*TASK BRIEF*: Set down every entry again word for word, please, but skip the pictures.

*MATERIAL SUPPLIED*:

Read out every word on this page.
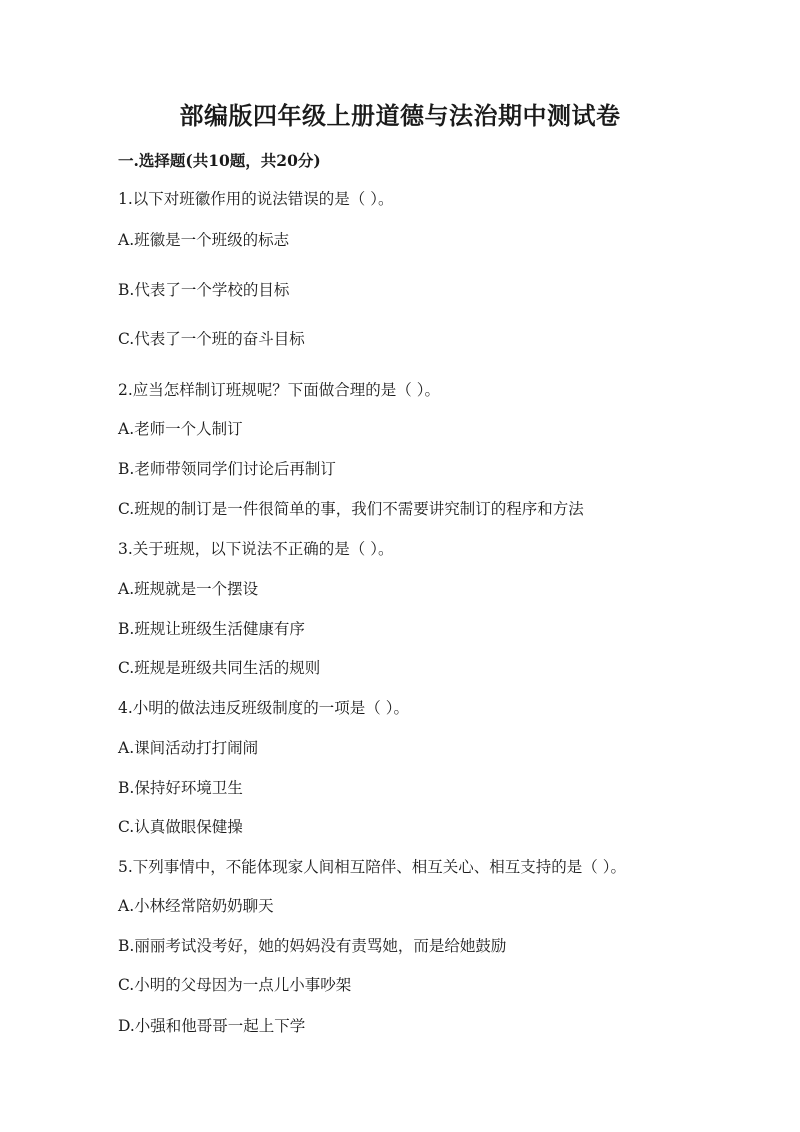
部编版四年级上册道德与法治期中测试卷

一.选择题(共10题，共20分)

1.以下对班徽作用的说法错误的是（ ）。

A.班徽是一个班级的标志

B.代表了一个学校的目标

C.代表了一个班的奋斗目标

2.应当怎样制订班规呢？下面做合理的是（ ）。

A.老师一个人制订

B.老师带领同学们讨论后再制订

C.班规的制订是一件很简单的事，我们不需要讲究制订的程序和方法

3.关于班规，以下说法不正确的是（ ）。

A.班规就是一个摆设

B.班规让班级生活健康有序

C.班规是班级共同生活的规则

4.小明的做法违反班级制度的一项是（ ）。

A.课间活动打打闹闹

B.保持好环境卫生

C.认真做眼保健操

5.下列事情中，不能体现家人间相互陪伴、相互关心、相互支持的是（ ）。

A.小林经常陪奶奶聊天

B.丽丽考试没考好，她的妈妈没有责骂她，而是给她鼓励

C.小明的父母因为一点儿小事吵架

D.小强和他哥哥一起上下学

*REPLY TO THE TASK*:
Read out every word on this page.
部编版四年级上册道德与法治期中测试卷

一.选择题(共10题，共20分)

1.以下对班徽作用的说法错误的是（ ）。

A.班徽是一个班级的标志

B.代表了一个学校的目标

C.代表了一个班的奋斗目标

2.应当怎样制订班规呢？下面做合理的是（ ）。

A.老师一个人制订

B.老师带领同学们讨论后再制订

C.班规的制订是一件很简单的事，我们不需要讲究制订的程序和方法

3.关于班规，以下说法不正确的是（ ）。

A.班规就是一个摆设

B.班规让班级生活健康有序

C.班规是班级共同生活的规则

4.小明的做法违反班级制度的一项是（ ）。

A.课间活动打打闹闹

B.保持好环境卫生

C.认真做眼保健操

5.下列事情中，不能体现家人间相互陪伴、相互关心、相互支持的是（ ）。

A.小林经常陪奶奶聊天

B.丽丽考试没考好，她的妈妈没有责骂她，而是给她鼓励

C.小明的父母因为一点儿小事吵架

D.小强和他哥哥一起上下学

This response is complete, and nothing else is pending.